Entries from a dataset
□ □ □ □ □ □ □

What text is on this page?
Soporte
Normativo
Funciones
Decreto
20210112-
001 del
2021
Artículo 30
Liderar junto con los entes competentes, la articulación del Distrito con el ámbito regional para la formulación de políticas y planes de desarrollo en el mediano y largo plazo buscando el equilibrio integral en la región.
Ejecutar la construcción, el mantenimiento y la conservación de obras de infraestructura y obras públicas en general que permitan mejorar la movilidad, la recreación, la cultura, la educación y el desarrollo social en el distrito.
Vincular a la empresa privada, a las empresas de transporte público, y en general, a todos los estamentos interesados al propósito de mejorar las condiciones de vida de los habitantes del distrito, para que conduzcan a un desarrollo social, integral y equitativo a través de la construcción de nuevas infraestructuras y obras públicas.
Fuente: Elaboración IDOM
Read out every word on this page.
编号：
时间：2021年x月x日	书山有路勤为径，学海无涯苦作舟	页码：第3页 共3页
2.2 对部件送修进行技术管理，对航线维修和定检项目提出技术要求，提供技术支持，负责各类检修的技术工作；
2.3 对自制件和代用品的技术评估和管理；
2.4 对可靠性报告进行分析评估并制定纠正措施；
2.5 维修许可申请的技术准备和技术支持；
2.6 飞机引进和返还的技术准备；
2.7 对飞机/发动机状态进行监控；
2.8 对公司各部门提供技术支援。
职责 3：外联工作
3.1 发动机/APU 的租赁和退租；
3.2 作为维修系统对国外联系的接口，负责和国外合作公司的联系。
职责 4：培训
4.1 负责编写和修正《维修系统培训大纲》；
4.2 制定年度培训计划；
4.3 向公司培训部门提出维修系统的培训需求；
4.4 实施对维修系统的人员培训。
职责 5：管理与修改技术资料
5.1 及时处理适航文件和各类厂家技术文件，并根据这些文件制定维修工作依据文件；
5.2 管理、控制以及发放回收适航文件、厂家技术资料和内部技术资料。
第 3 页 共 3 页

□ □ □ □ □ □ □

**What you have to do:**
Output an exact copy of each record.

**Correct response:**
What text is on this page?
Soporte
Normativo
Funciones
Decreto
20210112-
001 del
2021
Artículo 30
Liderar junto con los entes competentes, la articulación del Distrito con el ámbito regional para la formulación de políticas y planes de desarrollo en el mediano y largo plazo buscando el equilibrio integral en la región.
Ejecutar la construcción, el mantenimiento y la conservación de obras de infraestructura y obras públicas en general que permitan mejorar la movilidad, la recreación, la cultura, la educación y el desarrollo social en el distrito.
Vincular a la empresa privada, a las empresas de transporte público, y en general, a todos los estamentos interesados al propósito de mejorar las condiciones de vida de los habitantes del distrito, para que conduzcan a un desarrollo social, integral y equitativo a través de la construcción de nuevas infraestructuras y obras públicas.
Fuente: Elaboración IDOM
Read out every word on this page.
编号：
时间：2021年x月x日	书山有路勤为径，学海无涯苦作舟	页码：第3页 共3页
2.2 对部件送修进行技术管理，对航线维修和定检项目提出技术要求，提供技术支持，负责各类检修的技术工作；
2.3 对自制件和代用品的技术评估和管理；
2.4 对可靠性报告进行分析评估并制定纠正措施；
2.5 维修许可申请的技术准备和技术支持；
2.6 飞机引进和返还的技术准备；
2.7 对飞机/发动机状态进行监控；
2.8 对公司各部门提供技术支援。
职责 3：外联工作
3.1 发动机/APU 的租赁和退租；
3.2 作为维修系统对国外联系的接口，负责和国外合作公司的联系。
职责 4：培训
4.1 负责编写和修正《维修系统培训大纲》；
4.2 制定年度培训计划；
4.3 向公司培训部门提出维修系统的培训需求；
4.4 实施对维修系统的人员培训。
职责 5：管理与修改技术资料
5.1 及时处理适航文件和各类厂家技术文件，并根据这些文件制定维修工作依据文件；
5.2 管理、控制以及发放回收适航文件、厂家技术资料和内部技术资料。
第 3 页 共 3 页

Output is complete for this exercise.